**What needs to be done**
Can you edit the records below from their start through the line containing "option-letter[interactable]: C —", replacing "option-label" with "choice-label" and keeping every other part unchanged?

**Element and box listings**
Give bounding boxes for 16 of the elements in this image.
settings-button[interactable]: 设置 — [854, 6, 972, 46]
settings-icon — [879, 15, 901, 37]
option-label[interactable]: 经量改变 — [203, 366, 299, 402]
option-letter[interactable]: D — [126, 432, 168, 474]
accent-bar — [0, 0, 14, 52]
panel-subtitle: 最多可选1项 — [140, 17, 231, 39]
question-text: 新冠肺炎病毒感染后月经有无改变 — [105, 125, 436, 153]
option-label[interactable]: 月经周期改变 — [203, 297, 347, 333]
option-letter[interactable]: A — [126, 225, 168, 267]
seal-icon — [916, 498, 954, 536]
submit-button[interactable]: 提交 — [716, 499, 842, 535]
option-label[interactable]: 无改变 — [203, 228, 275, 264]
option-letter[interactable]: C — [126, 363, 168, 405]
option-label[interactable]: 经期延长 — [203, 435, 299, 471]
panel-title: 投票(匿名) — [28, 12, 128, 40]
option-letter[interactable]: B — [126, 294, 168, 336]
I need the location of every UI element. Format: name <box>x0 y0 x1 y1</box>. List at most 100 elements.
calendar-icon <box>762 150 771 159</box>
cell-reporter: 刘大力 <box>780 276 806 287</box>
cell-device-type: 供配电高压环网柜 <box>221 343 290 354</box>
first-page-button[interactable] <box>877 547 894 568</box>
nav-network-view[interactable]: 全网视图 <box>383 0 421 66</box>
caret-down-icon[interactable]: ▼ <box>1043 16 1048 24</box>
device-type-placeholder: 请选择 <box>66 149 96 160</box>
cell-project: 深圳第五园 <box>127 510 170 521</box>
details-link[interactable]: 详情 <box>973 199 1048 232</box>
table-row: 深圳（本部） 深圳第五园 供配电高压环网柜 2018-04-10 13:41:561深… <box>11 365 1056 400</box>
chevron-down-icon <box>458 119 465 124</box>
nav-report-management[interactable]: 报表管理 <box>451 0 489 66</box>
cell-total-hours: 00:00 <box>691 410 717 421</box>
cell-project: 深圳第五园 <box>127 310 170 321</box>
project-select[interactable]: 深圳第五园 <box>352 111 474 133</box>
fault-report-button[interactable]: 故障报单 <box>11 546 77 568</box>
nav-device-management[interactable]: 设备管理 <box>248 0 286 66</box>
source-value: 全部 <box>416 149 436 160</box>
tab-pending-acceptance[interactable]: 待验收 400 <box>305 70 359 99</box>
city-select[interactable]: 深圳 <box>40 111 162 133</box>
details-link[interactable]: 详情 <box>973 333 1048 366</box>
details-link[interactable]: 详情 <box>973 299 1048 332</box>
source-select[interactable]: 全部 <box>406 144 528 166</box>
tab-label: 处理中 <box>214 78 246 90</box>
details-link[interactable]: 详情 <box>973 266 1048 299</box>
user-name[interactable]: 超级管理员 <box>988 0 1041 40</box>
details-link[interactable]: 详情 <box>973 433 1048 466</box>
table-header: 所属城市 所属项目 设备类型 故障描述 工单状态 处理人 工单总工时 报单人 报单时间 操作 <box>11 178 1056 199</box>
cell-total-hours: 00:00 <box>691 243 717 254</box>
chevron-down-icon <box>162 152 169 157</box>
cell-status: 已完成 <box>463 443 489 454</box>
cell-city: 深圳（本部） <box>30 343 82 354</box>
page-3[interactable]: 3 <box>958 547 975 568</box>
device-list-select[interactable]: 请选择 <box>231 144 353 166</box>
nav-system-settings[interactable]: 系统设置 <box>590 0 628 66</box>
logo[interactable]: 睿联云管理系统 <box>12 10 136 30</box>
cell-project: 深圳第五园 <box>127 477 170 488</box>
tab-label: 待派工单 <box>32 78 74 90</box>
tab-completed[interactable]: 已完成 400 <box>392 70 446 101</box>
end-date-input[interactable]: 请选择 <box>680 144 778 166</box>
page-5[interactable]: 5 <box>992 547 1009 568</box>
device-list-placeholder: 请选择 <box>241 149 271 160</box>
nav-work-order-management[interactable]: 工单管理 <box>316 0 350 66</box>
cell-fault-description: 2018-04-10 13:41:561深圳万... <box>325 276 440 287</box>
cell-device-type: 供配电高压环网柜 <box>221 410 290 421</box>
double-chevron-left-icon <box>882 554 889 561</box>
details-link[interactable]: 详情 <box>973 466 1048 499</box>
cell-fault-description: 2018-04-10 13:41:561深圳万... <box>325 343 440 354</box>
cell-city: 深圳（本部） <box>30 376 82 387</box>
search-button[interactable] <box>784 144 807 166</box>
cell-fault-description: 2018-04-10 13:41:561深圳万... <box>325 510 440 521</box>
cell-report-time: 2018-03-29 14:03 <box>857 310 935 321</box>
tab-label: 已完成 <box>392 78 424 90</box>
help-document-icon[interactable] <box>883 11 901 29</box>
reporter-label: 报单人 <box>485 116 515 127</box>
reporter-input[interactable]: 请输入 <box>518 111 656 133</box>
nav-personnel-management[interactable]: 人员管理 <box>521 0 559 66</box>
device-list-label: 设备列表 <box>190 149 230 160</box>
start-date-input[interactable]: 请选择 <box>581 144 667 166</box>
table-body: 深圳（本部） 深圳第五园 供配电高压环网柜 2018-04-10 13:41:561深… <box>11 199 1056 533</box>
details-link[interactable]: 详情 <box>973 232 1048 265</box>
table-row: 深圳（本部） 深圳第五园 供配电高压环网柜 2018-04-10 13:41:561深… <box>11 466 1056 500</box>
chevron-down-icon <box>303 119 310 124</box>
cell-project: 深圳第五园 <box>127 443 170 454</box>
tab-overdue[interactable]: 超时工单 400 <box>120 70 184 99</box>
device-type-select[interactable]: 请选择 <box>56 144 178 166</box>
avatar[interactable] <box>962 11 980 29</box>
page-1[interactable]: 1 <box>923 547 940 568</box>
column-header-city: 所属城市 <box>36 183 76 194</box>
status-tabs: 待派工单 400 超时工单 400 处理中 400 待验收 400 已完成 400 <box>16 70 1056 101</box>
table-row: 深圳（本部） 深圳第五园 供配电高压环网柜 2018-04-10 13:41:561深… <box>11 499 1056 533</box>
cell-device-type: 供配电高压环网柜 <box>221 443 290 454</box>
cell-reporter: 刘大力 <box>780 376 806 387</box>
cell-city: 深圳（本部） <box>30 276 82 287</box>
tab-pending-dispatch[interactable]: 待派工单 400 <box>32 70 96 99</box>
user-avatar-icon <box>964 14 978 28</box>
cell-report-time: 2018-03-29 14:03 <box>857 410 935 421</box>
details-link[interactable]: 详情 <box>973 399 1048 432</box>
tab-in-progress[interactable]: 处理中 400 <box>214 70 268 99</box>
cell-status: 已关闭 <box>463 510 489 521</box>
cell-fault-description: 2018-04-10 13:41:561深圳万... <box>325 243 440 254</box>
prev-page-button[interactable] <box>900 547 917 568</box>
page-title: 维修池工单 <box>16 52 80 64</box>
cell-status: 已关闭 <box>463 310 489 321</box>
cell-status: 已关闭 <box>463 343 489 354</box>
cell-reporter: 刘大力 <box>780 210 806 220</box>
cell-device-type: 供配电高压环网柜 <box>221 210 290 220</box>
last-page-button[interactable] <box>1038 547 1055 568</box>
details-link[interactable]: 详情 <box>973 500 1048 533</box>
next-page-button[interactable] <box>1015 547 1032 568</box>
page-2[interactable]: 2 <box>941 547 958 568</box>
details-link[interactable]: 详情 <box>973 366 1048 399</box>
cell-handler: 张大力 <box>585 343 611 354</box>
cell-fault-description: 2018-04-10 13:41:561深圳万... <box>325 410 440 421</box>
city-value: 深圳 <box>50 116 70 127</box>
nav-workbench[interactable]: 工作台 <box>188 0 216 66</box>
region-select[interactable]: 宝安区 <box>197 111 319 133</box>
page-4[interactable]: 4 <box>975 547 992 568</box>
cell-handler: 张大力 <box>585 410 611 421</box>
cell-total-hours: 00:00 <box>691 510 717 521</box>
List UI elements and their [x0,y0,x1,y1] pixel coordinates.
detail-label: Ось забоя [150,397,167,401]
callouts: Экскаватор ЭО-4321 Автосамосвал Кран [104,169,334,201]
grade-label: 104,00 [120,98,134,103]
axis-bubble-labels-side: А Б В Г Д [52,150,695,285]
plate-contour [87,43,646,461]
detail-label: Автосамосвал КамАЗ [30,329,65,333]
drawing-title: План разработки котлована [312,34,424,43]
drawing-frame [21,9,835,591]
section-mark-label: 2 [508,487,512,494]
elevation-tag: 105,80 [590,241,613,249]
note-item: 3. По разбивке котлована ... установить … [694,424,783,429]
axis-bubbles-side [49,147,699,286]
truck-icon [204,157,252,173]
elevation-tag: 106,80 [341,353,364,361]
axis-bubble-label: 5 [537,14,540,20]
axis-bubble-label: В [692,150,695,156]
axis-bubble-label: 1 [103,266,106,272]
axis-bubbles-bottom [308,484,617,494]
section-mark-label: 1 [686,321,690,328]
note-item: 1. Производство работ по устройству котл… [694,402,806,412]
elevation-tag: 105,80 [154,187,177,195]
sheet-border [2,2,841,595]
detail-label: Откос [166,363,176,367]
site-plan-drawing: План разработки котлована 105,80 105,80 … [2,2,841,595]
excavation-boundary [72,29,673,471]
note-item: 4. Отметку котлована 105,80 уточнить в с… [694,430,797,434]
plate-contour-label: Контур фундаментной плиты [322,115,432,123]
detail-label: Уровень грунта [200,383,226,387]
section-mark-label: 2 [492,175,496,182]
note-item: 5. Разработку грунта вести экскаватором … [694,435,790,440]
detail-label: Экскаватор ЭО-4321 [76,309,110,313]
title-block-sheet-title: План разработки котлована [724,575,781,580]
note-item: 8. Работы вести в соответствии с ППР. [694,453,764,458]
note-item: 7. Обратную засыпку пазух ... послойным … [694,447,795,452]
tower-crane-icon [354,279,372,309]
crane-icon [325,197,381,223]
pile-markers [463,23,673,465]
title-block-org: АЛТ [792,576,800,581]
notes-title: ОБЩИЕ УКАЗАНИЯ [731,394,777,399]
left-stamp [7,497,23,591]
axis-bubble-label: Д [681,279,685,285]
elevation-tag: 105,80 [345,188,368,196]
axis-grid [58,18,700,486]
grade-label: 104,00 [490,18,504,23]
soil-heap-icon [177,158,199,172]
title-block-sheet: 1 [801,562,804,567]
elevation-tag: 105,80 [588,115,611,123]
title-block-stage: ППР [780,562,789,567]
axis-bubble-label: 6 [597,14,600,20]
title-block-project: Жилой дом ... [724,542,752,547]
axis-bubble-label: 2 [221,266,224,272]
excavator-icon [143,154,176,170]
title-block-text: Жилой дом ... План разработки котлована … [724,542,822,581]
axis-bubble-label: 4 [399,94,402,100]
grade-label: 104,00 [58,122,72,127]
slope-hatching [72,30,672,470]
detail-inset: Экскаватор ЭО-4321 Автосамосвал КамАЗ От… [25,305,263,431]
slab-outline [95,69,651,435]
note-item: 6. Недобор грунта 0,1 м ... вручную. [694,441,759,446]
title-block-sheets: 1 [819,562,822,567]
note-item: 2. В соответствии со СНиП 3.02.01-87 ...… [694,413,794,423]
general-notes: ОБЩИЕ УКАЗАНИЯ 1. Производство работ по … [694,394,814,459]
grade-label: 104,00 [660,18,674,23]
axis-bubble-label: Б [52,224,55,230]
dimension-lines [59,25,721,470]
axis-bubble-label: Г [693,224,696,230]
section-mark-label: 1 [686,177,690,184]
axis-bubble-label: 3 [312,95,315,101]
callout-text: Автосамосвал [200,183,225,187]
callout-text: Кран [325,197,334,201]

**Answer below**
Give bounding boxes for 16 of the elements in this image.
settings-button[interactable]: 设置 — [854, 6, 972, 46]
settings-icon — [879, 15, 901, 37]
choice-label[interactable]: 经量改变 — [203, 366, 299, 402]
option-letter[interactable]: D — [126, 432, 168, 474]
accent-bar — [0, 0, 14, 52]
panel-subtitle: 最多可选1项 — [140, 17, 231, 39]
question-text: 新冠肺炎病毒感染后月经有无改变 — [105, 125, 436, 153]
choice-label[interactable]: 月经周期改变 — [203, 297, 347, 333]
option-letter[interactable]: A — [126, 225, 168, 267]
seal-icon — [916, 498, 954, 536]
submit-button[interactable]: 提交 — [716, 499, 842, 535]
choice-label[interactable]: 无改变 — [203, 228, 275, 264]
option-letter[interactable]: C — [126, 363, 168, 405]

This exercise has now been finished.